--- start of Records shown ---

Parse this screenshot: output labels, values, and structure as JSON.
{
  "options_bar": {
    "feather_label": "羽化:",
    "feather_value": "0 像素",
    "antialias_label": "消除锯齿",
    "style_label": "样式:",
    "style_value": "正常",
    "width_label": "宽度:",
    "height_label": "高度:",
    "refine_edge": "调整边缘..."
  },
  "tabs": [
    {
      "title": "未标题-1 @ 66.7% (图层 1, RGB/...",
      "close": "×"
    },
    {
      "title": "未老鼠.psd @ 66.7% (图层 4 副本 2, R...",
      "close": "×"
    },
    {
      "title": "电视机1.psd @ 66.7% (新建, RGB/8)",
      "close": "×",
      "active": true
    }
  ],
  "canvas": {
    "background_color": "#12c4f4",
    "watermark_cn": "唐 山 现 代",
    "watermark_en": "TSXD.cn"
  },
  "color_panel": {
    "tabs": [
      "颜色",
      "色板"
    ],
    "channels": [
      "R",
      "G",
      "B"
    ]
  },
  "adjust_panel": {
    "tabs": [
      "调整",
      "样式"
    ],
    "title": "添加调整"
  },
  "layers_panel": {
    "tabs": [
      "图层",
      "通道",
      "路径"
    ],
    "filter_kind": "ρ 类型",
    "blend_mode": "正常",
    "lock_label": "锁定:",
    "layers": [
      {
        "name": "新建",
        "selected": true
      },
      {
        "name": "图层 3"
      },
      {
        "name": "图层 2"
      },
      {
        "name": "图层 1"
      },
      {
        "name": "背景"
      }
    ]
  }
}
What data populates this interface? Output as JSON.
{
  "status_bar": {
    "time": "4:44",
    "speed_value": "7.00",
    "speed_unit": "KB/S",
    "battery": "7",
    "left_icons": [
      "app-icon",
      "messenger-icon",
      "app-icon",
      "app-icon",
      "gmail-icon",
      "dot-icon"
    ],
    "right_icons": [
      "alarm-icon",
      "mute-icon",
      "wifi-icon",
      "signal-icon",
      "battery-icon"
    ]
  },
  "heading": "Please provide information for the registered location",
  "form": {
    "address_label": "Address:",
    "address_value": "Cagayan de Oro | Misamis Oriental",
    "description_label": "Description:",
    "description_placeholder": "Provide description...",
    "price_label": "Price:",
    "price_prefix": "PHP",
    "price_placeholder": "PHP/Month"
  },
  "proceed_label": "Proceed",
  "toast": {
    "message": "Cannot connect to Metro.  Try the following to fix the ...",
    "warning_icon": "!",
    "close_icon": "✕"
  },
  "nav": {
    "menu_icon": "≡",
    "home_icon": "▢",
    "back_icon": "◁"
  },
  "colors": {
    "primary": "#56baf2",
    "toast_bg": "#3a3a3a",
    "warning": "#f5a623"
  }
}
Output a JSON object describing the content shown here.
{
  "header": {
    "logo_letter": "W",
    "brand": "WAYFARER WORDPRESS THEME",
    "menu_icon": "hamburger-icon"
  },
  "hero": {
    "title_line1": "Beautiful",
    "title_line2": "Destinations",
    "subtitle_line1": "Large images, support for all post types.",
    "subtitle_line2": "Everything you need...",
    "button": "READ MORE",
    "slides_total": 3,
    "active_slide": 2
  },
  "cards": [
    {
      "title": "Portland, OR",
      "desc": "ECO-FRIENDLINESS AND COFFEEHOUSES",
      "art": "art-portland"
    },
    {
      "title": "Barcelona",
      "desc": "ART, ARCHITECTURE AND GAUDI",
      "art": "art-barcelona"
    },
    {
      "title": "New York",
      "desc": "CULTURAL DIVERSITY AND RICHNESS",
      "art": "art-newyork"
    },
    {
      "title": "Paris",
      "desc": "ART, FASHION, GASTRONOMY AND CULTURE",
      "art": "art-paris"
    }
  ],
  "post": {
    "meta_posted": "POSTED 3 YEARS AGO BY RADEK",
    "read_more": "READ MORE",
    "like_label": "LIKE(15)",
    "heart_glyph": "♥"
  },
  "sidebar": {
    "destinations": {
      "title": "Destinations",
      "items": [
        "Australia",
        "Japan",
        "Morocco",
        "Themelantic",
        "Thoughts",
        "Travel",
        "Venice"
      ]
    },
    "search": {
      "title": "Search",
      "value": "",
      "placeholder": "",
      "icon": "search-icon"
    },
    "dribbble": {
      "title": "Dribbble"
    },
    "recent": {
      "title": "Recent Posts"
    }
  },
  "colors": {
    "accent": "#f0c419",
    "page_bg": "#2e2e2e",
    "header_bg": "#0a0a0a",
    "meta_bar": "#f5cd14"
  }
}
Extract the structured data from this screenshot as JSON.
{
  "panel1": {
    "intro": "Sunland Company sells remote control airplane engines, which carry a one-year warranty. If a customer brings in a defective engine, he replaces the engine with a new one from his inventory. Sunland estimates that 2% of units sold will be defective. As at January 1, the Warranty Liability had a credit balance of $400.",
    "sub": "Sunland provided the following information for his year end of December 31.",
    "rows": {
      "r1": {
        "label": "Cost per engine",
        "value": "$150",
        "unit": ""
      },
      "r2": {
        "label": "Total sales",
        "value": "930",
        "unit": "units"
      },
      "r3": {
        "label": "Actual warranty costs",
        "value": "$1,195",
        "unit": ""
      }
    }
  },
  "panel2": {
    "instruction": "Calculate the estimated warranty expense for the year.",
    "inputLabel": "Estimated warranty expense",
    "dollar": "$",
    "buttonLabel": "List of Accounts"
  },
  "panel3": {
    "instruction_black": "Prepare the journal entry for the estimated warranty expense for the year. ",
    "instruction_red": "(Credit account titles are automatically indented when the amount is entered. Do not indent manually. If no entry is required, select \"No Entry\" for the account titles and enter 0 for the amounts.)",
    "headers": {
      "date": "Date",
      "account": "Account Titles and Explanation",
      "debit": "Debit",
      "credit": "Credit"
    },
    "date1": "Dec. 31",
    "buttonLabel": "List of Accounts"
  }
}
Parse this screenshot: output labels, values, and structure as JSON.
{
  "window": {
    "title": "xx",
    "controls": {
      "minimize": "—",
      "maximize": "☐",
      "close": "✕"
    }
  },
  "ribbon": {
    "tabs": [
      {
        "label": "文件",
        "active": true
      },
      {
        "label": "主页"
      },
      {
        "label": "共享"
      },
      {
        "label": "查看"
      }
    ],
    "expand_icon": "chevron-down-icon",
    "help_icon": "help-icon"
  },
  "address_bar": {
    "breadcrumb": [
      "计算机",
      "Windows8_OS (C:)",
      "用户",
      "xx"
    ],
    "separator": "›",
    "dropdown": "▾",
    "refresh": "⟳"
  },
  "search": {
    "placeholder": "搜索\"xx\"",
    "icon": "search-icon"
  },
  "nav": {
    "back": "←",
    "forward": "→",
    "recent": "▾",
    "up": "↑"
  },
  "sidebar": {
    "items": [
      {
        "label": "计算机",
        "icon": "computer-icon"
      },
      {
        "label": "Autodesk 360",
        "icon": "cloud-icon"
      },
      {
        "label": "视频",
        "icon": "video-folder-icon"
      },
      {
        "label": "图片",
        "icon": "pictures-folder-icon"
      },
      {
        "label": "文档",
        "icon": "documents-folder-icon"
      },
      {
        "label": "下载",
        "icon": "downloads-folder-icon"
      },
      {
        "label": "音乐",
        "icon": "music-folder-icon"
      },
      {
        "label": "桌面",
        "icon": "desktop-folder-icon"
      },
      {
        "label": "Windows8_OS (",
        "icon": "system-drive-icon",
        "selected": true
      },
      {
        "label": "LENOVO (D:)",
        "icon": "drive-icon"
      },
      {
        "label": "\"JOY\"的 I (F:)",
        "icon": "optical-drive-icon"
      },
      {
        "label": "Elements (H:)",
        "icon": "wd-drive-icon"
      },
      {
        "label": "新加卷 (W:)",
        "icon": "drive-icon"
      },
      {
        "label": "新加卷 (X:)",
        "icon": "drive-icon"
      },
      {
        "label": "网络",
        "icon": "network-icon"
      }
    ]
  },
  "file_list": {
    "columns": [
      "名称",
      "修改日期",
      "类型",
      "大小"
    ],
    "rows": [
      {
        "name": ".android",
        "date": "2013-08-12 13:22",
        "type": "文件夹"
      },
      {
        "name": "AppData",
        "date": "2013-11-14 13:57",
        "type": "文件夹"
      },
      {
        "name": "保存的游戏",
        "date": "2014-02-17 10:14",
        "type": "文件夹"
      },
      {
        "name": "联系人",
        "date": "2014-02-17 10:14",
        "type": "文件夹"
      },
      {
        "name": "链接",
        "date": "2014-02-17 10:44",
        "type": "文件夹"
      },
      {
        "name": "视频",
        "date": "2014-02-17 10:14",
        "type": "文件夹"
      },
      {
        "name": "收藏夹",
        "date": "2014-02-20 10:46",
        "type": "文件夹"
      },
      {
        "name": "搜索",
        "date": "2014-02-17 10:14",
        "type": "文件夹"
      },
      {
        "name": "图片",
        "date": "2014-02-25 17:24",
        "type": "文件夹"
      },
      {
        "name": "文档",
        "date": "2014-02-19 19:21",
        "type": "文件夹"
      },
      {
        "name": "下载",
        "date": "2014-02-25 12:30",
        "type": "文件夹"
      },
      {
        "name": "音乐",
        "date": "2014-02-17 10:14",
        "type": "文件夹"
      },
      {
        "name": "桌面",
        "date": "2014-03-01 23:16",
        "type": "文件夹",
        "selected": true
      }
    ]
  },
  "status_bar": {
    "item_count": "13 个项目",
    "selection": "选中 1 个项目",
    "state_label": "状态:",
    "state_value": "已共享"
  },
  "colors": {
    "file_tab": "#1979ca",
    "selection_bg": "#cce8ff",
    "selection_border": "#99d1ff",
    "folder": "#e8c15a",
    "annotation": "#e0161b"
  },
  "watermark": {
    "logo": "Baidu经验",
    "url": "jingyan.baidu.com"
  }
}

--- end of Records shown ---

# Written exercise:
Copy every line of the listing where the word "information" appears.

# Result below:
  "heading": "Please provide information for the registered location",
    "sub": "Sunland provided the following information for his year end of December 31.",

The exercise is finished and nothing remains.